<<<<

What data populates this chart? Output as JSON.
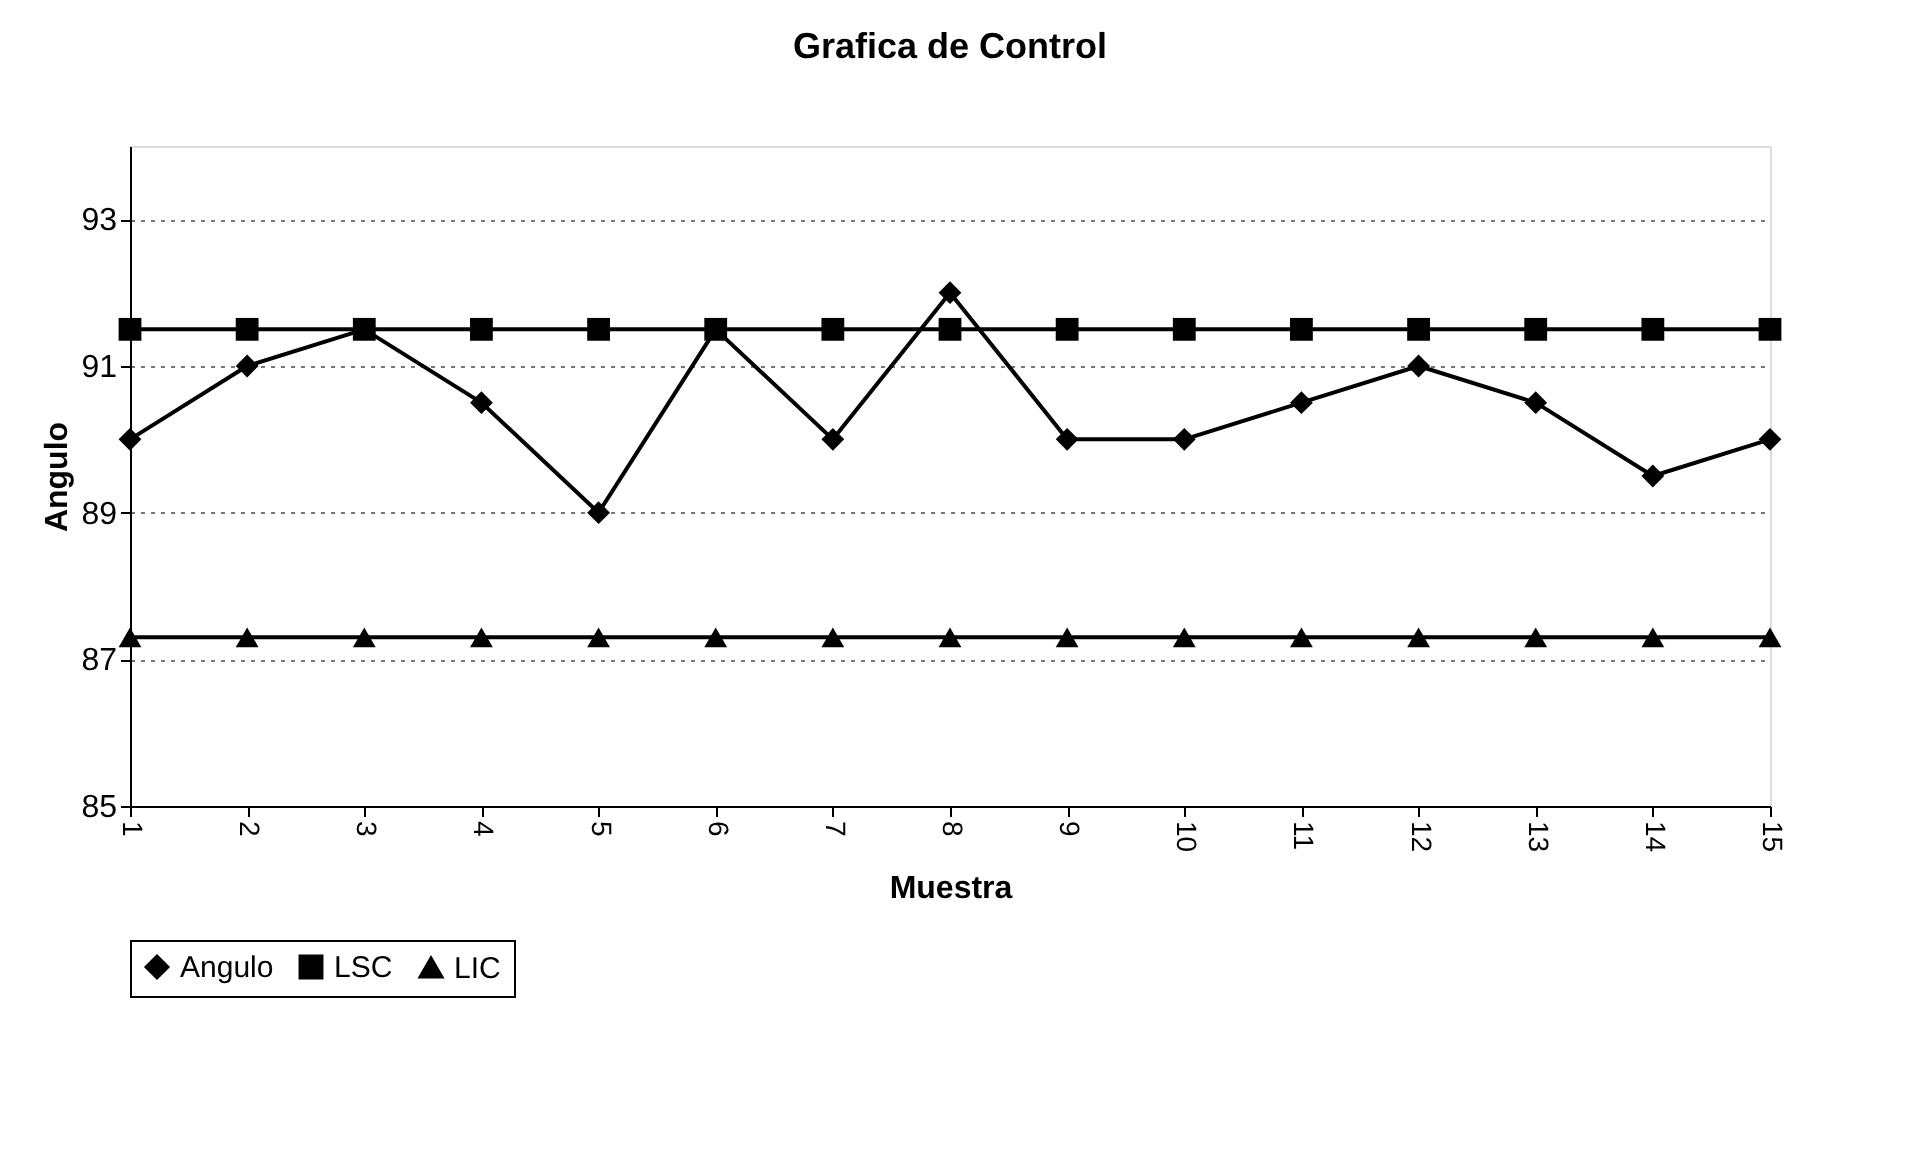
{
  "chart_data": {
    "type": "line",
    "title": "Grafica de Control",
    "xlabel": "Muestra",
    "ylabel": "Angulo",
    "categories": [
      "1",
      "2",
      "3",
      "4",
      "5",
      "6",
      "7",
      "8",
      "9",
      "10",
      "11",
      "12",
      "13",
      "14",
      "15"
    ],
    "series": [
      {
        "name": "Angulo",
        "color": "#000000",
        "marker": "diamond",
        "values": [
          90,
          91,
          91.5,
          90.5,
          89,
          91.5,
          90,
          92,
          90,
          90,
          90.5,
          91,
          90.5,
          89.5,
          90
        ]
      },
      {
        "name": "LSC",
        "color": "#000000",
        "marker": "square",
        "values": [
          91.5,
          91.5,
          91.5,
          91.5,
          91.5,
          91.5,
          91.5,
          91.5,
          91.5,
          91.5,
          91.5,
          91.5,
          91.5,
          91.5,
          91.5
        ]
      },
      {
        "name": "LIC",
        "color": "#000000",
        "marker": "triangle",
        "values": [
          87.3,
          87.3,
          87.3,
          87.3,
          87.3,
          87.3,
          87.3,
          87.3,
          87.3,
          87.3,
          87.3,
          87.3,
          87.3,
          87.3,
          87.3
        ]
      }
    ],
    "ylim": [
      85,
      94
    ],
    "yticks": [
      85,
      87,
      89,
      91,
      93
    ],
    "grid": "y",
    "legend": "bottom",
    "line_style": "solid"
  }
}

>>>>

**INSTRUCTIONS TO FOLLOW**
Repeat each entry exactly as given; no pictures belong in the copy.

**RESULT OF THIS EXERCISE**
What data populates this chart? Output as JSON.
{
  "chart_data": {
    "type": "line",
    "title": "Grafica de Control",
    "xlabel": "Muestra",
    "ylabel": "Angulo",
    "categories": [
      "1",
      "2",
      "3",
      "4",
      "5",
      "6",
      "7",
      "8",
      "9",
      "10",
      "11",
      "12",
      "13",
      "14",
      "15"
    ],
    "series": [
      {
        "name": "Angulo",
        "color": "#000000",
        "marker": "diamond",
        "values": [
          90,
          91,
          91.5,
          90.5,
          89,
          91.5,
          90,
          92,
          90,
          90,
          90.5,
          91,
          90.5,
          89.5,
          90
        ]
      },
      {
        "name": "LSC",
        "color": "#000000",
        "marker": "square",
        "values": [
          91.5,
          91.5,
          91.5,
          91.5,
          91.5,
          91.5,
          91.5,
          91.5,
          91.5,
          91.5,
          91.5,
          91.5,
          91.5,
          91.5,
          91.5
        ]
      },
      {
        "name": "LIC",
        "color": "#000000",
        "marker": "triangle",
        "values": [
          87.3,
          87.3,
          87.3,
          87.3,
          87.3,
          87.3,
          87.3,
          87.3,
          87.3,
          87.3,
          87.3,
          87.3,
          87.3,
          87.3,
          87.3
        ]
      }
    ],
    "ylim": [
      85,
      94
    ],
    "yticks": [
      85,
      87,
      89,
      91,
      93
    ],
    "grid": "y",
    "legend": "bottom",
    "line_style": "solid"
  }
}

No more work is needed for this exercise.